▶ EXERCISE PROMPT
The records below must be copied in full, exactly as they read.

▶ Stored items
=== Section Start ===

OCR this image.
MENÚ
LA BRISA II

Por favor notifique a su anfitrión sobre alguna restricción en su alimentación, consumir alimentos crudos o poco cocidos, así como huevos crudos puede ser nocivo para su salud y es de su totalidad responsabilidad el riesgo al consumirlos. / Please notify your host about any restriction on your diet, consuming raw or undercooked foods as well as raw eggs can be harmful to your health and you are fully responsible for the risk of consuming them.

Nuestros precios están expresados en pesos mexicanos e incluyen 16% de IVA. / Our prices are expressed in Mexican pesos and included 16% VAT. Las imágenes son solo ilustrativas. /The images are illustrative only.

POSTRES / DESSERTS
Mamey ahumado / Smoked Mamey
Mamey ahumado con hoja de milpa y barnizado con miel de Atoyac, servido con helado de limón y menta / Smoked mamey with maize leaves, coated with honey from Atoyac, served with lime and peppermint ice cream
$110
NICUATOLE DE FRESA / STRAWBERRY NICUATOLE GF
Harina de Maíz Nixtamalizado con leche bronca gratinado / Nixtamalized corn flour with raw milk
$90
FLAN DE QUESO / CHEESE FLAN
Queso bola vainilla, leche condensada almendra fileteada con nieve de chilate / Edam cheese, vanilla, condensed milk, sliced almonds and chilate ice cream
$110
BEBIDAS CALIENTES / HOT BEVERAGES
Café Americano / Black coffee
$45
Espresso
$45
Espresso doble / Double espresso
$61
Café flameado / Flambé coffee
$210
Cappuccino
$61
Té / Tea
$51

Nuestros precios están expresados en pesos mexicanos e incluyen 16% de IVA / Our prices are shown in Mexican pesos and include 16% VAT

=== Section End ===

▶ YOUR SOLUTION
OCR this image.
MENÚ
LA BRISA II

Por favor notifique a su anfitrión sobre alguna restricción en su alimentación, consumir alimentos crudos o poco cocidos, así como huevos crudos puede ser nocivo para su salud y es de su totalidad responsabilidad el riesgo al consumirlos. / Please notify your host about any restriction on your diet, consuming raw or undercooked foods as well as raw eggs can be harmful to your health and you are fully responsible for the risk of consuming them.

Nuestros precios están expresados en pesos mexicanos e incluyen 16% de IVA. / Our prices are expressed in Mexican pesos and included 16% VAT. Las imágenes son solo ilustrativas. /The images are illustrative only.

POSTRES / DESSERTS
Mamey ahumado / Smoked Mamey
Mamey ahumado con hoja de milpa y barnizado con miel de Atoyac, servido con helado de limón y menta / Smoked mamey with maize leaves, coated with honey from Atoyac, served with lime and peppermint ice cream
$110
NICUATOLE DE FRESA / STRAWBERRY NICUATOLE GF
Harina de Maíz Nixtamalizado con leche bronca gratinado / Nixtamalized corn flour with raw milk
$90
FLAN DE QUESO / CHEESE FLAN
Queso bola vainilla, leche condensada almendra fileteada con nieve de chilate / Edam cheese, vanilla, condensed milk, sliced almonds and chilate ice cream
$110
BEBIDAS CALIENTES / HOT BEVERAGES
Café Americano / Black coffee
$45
Espresso
$45
Espresso doble / Double espresso
$61
Café flameado / Flambé coffee
$210
Cappuccino
$61
Té / Tea
$51

Nuestros precios están expresados en pesos mexicanos e incluyen 16% de IVA / Our prices are shown in Mexican pesos and include 16% VAT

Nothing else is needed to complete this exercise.